#### WHAT IS EXPECTED:
Read the records below. Copy each line where the string "differences" occurs.

#### GIVEN RECORDS:
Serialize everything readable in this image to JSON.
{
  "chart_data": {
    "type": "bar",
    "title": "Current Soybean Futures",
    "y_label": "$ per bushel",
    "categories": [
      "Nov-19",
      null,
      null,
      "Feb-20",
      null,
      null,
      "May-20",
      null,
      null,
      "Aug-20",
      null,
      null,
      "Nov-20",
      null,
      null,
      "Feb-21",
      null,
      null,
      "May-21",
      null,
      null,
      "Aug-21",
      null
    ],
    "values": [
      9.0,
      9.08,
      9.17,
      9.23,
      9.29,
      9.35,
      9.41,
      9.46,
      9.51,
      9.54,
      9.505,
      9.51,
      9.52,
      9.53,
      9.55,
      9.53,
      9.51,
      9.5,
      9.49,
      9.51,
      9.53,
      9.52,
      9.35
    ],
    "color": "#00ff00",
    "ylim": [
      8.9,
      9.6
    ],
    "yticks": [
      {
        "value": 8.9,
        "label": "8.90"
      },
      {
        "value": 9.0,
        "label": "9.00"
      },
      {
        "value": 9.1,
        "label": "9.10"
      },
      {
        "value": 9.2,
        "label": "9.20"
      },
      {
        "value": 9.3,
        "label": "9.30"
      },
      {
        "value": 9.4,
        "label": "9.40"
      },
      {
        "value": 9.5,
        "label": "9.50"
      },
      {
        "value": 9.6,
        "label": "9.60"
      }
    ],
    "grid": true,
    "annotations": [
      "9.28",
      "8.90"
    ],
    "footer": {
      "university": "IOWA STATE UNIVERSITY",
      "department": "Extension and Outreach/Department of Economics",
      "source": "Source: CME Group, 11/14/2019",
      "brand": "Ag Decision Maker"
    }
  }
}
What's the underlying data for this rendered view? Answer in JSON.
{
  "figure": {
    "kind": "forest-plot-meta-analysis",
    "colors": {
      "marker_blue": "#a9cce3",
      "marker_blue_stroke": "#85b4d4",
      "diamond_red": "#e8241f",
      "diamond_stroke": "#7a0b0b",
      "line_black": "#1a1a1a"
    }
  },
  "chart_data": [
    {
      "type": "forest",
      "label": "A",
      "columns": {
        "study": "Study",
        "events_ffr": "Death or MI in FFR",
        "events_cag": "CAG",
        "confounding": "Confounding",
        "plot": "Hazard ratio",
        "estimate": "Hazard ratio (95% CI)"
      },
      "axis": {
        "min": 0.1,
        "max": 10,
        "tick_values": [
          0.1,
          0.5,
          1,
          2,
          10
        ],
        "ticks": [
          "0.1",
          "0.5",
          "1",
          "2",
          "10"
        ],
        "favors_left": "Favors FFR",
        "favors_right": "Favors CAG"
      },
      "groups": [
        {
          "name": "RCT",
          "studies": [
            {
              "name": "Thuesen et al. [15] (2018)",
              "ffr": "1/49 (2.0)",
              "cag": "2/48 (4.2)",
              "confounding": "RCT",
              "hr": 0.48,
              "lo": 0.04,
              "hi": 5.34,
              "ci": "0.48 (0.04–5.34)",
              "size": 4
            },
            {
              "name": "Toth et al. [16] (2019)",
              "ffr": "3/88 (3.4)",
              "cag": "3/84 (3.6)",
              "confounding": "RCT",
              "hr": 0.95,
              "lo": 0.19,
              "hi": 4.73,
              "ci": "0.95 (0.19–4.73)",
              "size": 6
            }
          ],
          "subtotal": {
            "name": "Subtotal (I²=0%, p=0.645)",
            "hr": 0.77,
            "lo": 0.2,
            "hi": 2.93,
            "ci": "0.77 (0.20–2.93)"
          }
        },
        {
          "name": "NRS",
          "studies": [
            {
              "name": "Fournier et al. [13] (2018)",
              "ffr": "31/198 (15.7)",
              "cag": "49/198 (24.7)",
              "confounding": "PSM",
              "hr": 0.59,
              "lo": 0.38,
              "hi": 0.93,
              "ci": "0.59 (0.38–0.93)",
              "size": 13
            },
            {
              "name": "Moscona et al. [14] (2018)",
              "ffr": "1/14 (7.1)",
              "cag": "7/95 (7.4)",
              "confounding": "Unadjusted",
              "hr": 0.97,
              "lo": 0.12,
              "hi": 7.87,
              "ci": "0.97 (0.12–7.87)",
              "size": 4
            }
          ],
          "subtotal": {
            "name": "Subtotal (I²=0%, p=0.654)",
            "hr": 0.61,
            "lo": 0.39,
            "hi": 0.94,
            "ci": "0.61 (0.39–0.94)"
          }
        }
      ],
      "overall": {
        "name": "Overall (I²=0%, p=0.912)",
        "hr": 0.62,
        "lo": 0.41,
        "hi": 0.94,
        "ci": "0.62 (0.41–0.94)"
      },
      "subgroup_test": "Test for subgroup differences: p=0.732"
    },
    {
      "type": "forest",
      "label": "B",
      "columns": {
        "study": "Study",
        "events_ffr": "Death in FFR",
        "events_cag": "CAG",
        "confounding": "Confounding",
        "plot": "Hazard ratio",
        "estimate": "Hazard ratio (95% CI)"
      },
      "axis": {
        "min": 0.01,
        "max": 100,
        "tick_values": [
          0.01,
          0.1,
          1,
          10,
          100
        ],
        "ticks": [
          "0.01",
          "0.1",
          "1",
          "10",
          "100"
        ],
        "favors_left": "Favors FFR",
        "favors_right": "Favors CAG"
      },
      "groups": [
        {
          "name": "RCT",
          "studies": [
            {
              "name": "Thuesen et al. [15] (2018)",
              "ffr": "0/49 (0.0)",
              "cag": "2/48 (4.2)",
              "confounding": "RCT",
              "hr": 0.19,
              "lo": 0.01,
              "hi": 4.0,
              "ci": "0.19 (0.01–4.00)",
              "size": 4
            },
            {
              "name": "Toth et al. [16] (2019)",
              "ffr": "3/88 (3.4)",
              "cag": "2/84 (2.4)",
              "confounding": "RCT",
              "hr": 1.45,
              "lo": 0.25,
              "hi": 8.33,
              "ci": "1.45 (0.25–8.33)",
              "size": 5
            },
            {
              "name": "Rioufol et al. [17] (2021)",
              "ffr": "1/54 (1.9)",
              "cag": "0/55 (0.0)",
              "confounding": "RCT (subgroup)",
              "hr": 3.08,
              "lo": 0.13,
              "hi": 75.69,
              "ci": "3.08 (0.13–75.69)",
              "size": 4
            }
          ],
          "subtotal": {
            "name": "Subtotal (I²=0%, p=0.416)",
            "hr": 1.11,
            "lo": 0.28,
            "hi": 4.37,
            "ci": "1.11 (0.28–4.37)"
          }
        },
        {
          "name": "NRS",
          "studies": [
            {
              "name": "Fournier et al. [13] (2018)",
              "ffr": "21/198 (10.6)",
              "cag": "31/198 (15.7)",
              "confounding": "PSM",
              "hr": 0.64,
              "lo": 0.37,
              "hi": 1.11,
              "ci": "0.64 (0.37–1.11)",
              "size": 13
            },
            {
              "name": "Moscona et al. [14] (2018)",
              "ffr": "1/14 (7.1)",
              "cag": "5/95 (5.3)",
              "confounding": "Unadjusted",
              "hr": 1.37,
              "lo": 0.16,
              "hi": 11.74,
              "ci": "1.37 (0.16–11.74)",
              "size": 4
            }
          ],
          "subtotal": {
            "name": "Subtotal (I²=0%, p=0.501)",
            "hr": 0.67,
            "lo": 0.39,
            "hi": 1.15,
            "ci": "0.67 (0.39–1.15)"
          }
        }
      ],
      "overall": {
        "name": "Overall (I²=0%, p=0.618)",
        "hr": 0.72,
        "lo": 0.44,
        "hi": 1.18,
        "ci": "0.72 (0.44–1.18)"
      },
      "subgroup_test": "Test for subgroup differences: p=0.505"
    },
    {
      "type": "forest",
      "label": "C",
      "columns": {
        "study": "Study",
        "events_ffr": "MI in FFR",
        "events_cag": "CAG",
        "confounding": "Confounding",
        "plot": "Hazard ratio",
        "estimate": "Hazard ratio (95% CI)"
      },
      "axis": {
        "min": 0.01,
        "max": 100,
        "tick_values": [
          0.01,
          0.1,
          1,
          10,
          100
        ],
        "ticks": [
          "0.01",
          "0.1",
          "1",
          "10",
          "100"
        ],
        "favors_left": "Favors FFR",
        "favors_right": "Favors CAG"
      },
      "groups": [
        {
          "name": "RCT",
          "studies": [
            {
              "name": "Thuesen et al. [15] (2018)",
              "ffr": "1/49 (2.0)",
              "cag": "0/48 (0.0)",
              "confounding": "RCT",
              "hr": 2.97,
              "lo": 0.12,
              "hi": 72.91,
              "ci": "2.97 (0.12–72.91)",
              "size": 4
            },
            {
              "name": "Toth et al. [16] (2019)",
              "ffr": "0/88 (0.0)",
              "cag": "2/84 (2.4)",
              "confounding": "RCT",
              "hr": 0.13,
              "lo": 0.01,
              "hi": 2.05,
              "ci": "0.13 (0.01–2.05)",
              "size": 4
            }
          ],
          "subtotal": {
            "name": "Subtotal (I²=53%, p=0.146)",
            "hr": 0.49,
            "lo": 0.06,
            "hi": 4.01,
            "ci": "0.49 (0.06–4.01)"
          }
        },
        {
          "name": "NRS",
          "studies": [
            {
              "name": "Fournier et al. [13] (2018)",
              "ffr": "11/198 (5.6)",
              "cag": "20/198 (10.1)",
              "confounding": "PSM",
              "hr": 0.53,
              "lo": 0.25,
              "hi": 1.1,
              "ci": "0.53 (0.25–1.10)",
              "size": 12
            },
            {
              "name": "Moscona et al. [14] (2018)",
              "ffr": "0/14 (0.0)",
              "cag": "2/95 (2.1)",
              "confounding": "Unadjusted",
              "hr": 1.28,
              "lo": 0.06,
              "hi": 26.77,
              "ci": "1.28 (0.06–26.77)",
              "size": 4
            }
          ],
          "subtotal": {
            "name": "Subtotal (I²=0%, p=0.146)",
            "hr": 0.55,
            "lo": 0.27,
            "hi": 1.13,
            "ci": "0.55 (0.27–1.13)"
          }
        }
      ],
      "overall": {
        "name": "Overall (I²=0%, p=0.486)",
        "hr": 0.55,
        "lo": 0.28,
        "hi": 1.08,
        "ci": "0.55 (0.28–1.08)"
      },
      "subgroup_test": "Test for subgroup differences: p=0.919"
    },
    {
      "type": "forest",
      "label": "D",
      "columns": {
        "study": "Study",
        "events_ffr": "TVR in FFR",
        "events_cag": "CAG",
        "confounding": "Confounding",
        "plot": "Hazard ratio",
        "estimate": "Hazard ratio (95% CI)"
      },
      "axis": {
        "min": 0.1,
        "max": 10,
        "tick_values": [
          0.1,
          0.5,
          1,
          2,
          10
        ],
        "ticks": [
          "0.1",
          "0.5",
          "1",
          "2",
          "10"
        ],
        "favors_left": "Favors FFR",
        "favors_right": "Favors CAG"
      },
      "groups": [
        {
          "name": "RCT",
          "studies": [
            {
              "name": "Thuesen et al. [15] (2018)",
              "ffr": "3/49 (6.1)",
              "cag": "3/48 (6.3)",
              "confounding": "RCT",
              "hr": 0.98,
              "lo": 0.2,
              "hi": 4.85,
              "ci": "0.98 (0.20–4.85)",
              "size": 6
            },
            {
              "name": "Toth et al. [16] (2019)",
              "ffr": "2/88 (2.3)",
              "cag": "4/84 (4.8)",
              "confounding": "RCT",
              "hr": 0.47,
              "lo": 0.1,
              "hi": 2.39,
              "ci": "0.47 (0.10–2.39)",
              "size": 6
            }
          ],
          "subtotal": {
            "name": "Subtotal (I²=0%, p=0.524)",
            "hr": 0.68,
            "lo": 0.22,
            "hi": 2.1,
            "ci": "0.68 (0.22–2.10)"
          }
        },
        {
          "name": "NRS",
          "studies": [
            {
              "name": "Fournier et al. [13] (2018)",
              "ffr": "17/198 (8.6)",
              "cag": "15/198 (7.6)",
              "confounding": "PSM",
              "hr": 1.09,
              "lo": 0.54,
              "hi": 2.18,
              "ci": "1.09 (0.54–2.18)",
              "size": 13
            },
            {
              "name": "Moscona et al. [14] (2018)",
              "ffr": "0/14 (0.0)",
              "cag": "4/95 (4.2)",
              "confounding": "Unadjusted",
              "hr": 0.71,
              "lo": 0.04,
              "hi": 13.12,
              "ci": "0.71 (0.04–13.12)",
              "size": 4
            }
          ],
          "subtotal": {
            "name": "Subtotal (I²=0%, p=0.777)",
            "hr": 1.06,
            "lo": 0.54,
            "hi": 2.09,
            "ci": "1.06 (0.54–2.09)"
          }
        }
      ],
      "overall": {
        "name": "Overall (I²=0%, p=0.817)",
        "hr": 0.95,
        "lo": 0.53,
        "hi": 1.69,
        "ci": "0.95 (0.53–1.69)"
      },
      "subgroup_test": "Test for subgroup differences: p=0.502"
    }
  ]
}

#### RESPONSE:
      "subgroup_test": "Test for subgroup differences: p=0.732"
      "subgroup_test": "Test for subgroup differences: p=0.505"
      "subgroup_test": "Test for subgroup differences: p=0.919"
      "subgroup_test": "Test for subgroup differences: p=0.502"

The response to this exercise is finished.